Copy each line with the word "title" in it.

Records about charts and figures:
□ □ □

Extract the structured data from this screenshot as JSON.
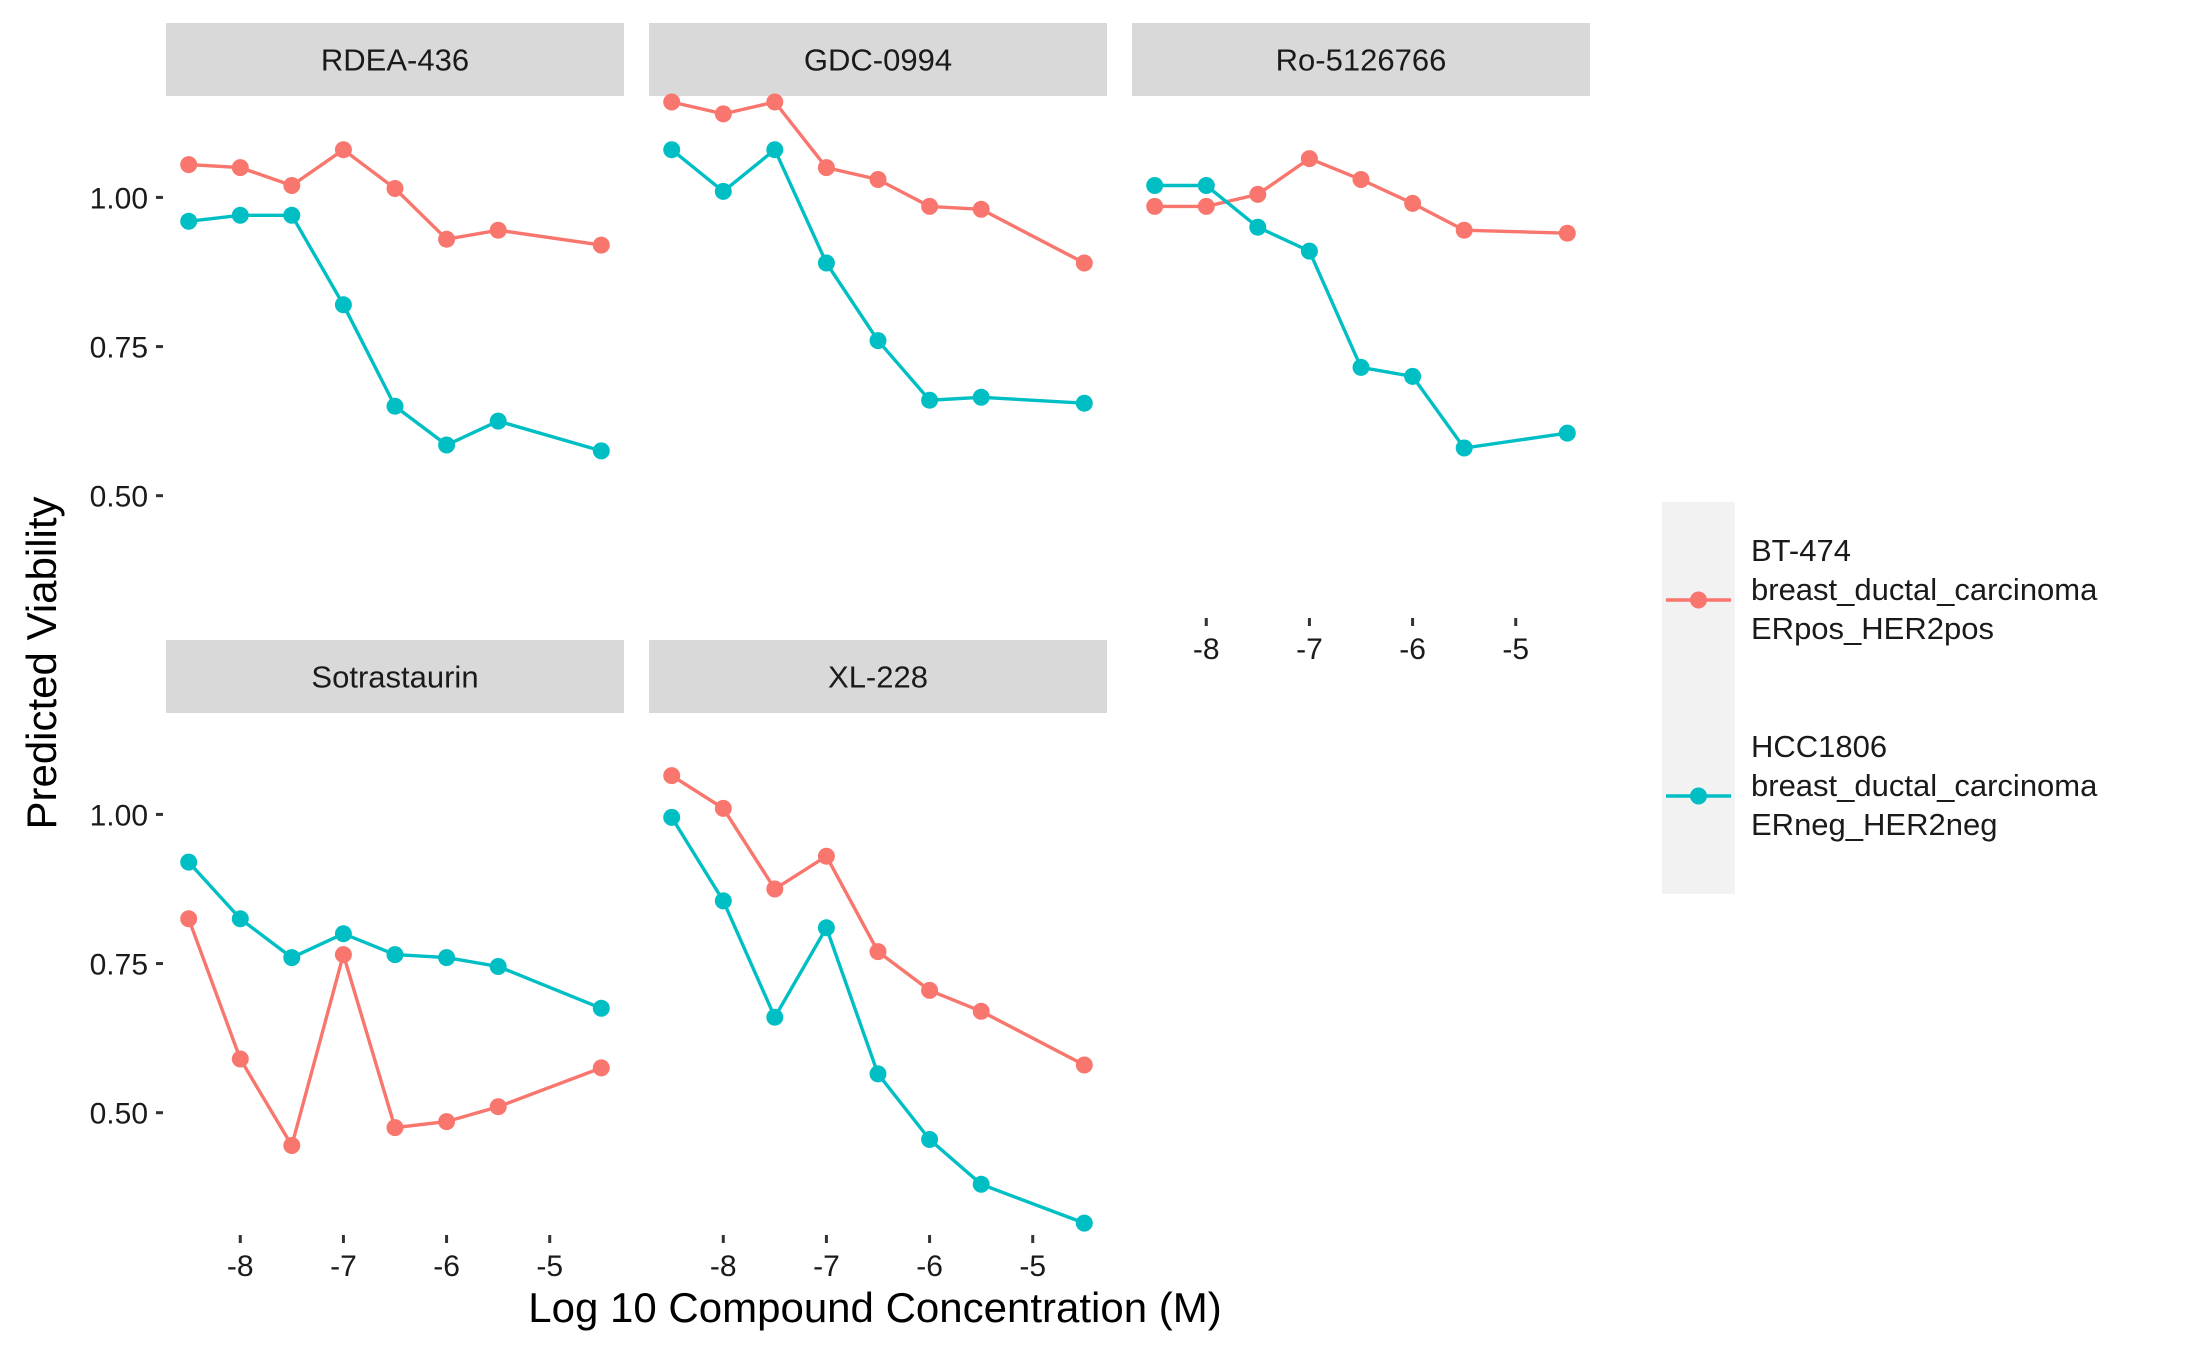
{
  "chart_data": {
    "type": "line",
    "xlabel": "Log 10 Compound Concentration (M)",
    "ylabel": "Predicted Viability",
    "x": [
      -8.5,
      -8,
      -7.5,
      -7,
      -6.5,
      -6,
      -5.5,
      -4.5
    ],
    "x_ticks": [
      -8,
      -7,
      -6,
      -5
    ],
    "y_ticks": [
      0.5,
      0.75,
      1.0
    ],
    "y_tick_labels": [
      "0.50",
      "0.75",
      "1.00"
    ],
    "ylim": [
      0.3,
      1.17
    ],
    "xlim": [
      -8.72,
      -4.28
    ],
    "grid": false,
    "legend_position": "right",
    "series_styles": [
      {
        "key": "bt474",
        "name": "BT-474\nbreast_ductal_carcinoma\nERpos_HER2pos",
        "color": "#F8766D"
      },
      {
        "key": "hcc1806",
        "name": "HCC1806\nbreast_ductal_carcinoma\nERneg_HER2neg",
        "color": "#00BFC4"
      }
    ],
    "panels": [
      {
        "title": "RDEA-436",
        "series": [
          {
            "key": "bt474",
            "values": [
              1.055,
              1.05,
              1.02,
              1.08,
              1.015,
              0.93,
              0.945,
              0.92
            ]
          },
          {
            "key": "hcc1806",
            "values": [
              0.96,
              0.97,
              0.97,
              0.82,
              0.65,
              0.585,
              0.625,
              0.575
            ]
          }
        ]
      },
      {
        "title": "GDC-0994",
        "series": [
          {
            "key": "bt474",
            "values": [
              1.16,
              1.14,
              1.16,
              1.05,
              1.03,
              0.985,
              0.98,
              0.89
            ]
          },
          {
            "key": "hcc1806",
            "values": [
              1.08,
              1.01,
              1.08,
              0.89,
              0.76,
              0.66,
              0.665,
              0.655
            ]
          }
        ]
      },
      {
        "title": "Ro-5126766",
        "series": [
          {
            "key": "bt474",
            "values": [
              0.985,
              0.985,
              1.005,
              1.065,
              1.03,
              0.99,
              0.945,
              0.94
            ]
          },
          {
            "key": "hcc1806",
            "values": [
              1.02,
              1.02,
              0.95,
              0.91,
              0.715,
              0.7,
              0.58,
              0.605
            ]
          }
        ]
      },
      {
        "title": "Sotrastaurin",
        "series": [
          {
            "key": "bt474",
            "values": [
              0.825,
              0.59,
              0.445,
              0.765,
              0.475,
              0.485,
              0.51,
              0.575
            ]
          },
          {
            "key": "hcc1806",
            "values": [
              0.92,
              0.825,
              0.76,
              0.8,
              0.765,
              0.76,
              0.745,
              0.675
            ]
          }
        ]
      },
      {
        "title": "XL-228",
        "series": [
          {
            "key": "bt474",
            "values": [
              1.065,
              1.01,
              0.875,
              0.93,
              0.77,
              0.705,
              0.67,
              0.58
            ]
          },
          {
            "key": "hcc1806",
            "values": [
              0.995,
              0.855,
              0.66,
              0.81,
              0.565,
              0.455,
              0.38,
              0.315
            ]
          }
        ]
      }
    ]
  }
}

□ □ □

*RESULT OF THE TASK*
        "title": "RDEA-436",
        "title": "GDC-0994",
        "title": "Ro-5126766",
        "title": "Sotrastaurin",
        "title": "XL-228",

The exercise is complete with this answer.